-- Begin --
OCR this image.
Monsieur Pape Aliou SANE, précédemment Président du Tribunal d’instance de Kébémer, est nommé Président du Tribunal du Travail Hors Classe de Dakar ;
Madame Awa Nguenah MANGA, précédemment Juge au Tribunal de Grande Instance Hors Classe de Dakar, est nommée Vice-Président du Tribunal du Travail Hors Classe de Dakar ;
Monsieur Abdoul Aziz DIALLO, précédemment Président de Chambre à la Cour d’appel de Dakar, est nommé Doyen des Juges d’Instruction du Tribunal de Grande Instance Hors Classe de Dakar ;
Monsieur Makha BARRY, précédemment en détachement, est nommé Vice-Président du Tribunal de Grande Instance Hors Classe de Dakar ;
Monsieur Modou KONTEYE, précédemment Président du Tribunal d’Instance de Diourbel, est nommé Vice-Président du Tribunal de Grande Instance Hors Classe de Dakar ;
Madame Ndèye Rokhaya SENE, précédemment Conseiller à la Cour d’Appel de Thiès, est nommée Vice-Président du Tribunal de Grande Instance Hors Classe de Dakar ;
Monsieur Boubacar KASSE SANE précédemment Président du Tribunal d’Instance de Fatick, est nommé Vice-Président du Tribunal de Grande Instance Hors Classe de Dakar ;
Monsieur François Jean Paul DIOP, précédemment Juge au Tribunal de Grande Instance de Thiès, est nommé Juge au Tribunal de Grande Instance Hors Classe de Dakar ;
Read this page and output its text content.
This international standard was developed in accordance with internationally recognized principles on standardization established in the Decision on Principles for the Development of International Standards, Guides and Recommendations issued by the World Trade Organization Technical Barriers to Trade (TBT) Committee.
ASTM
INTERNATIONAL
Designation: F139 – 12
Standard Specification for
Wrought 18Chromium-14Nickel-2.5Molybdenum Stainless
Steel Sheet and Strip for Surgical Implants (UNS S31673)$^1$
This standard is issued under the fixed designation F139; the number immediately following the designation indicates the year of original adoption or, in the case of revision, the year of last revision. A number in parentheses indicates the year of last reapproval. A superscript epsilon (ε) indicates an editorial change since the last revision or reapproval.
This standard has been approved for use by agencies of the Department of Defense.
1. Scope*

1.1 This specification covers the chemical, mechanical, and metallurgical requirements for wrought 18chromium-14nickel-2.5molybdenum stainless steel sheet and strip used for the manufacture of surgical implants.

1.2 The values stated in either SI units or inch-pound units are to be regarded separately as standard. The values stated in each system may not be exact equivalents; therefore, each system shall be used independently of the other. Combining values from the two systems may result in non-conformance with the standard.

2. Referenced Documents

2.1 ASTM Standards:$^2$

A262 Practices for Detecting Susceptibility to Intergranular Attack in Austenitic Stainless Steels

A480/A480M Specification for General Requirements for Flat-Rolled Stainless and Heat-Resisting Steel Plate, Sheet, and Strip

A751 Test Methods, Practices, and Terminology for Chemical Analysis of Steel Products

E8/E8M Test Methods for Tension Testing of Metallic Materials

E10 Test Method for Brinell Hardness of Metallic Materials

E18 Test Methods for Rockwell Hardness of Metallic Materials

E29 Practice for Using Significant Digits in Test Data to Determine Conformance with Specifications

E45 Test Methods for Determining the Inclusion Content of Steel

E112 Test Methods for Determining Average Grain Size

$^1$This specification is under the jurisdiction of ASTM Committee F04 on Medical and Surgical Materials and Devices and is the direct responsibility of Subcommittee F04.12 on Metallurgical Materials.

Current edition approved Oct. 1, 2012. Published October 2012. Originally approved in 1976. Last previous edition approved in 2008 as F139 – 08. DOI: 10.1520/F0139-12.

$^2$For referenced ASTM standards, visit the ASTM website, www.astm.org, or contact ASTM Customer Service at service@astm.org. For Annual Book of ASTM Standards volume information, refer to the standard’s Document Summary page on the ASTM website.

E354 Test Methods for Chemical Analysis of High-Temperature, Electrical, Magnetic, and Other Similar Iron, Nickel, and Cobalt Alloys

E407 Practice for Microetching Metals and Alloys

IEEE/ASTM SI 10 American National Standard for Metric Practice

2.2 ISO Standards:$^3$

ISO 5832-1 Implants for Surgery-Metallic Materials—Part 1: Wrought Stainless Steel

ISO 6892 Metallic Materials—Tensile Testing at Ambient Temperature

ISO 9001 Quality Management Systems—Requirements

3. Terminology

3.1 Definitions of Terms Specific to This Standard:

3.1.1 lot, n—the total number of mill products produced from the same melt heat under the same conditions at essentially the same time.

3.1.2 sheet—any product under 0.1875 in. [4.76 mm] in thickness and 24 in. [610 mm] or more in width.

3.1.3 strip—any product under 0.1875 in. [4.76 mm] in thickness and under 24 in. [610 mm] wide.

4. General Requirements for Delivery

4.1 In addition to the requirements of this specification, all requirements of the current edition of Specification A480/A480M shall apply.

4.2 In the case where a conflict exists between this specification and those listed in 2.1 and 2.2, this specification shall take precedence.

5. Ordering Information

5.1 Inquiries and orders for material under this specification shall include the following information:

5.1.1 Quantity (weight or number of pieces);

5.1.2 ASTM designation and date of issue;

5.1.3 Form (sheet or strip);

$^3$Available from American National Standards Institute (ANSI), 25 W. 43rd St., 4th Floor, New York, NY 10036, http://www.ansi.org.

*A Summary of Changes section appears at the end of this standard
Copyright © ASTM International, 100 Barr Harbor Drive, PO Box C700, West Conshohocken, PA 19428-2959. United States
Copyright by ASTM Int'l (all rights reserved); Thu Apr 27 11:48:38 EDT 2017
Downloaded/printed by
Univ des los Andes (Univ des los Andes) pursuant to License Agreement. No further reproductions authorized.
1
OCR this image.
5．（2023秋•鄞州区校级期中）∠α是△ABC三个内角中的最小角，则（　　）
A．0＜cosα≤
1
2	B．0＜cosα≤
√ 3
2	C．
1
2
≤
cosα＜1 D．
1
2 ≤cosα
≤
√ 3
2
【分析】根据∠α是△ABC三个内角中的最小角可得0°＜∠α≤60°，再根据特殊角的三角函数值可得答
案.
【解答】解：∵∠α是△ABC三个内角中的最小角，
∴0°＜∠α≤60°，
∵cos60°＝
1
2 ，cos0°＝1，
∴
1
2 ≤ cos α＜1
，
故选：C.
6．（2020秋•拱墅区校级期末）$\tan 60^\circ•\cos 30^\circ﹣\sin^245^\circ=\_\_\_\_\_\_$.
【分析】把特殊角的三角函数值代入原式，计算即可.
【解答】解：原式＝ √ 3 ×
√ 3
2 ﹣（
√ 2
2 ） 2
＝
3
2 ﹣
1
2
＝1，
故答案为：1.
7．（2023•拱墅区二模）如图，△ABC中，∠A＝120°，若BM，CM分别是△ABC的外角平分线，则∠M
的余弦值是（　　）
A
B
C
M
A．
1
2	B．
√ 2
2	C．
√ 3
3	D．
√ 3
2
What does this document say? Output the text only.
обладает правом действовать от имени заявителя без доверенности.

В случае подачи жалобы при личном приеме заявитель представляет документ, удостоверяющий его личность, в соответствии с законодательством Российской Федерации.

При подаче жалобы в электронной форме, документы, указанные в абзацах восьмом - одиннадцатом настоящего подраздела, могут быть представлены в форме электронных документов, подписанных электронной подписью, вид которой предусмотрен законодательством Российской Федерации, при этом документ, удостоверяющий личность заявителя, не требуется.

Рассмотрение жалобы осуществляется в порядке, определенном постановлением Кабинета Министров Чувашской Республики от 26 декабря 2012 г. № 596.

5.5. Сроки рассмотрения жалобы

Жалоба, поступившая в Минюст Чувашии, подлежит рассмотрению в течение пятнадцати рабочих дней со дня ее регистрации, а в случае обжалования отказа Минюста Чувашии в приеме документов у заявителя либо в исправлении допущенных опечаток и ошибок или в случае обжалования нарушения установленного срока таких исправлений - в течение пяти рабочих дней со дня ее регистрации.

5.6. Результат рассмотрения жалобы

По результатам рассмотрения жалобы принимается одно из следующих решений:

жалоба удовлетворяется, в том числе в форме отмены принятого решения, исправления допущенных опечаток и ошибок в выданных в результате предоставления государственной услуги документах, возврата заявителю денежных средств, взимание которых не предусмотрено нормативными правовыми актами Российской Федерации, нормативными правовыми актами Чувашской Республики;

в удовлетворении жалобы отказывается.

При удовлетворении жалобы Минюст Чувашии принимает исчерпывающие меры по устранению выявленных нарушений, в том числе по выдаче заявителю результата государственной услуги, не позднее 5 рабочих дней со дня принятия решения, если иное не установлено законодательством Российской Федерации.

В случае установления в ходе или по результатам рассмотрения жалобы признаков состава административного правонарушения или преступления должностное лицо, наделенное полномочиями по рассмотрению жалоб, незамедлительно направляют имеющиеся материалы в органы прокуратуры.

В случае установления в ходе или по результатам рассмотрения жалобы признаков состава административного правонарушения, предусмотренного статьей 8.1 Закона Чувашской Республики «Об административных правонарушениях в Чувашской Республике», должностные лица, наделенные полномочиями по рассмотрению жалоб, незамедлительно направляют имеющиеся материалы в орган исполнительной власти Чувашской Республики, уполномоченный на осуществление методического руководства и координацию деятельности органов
-- End --
SET PROBLEM
Count the lines of the material that include the word "page", then report only the total.

PROBLEM SOLUTION
2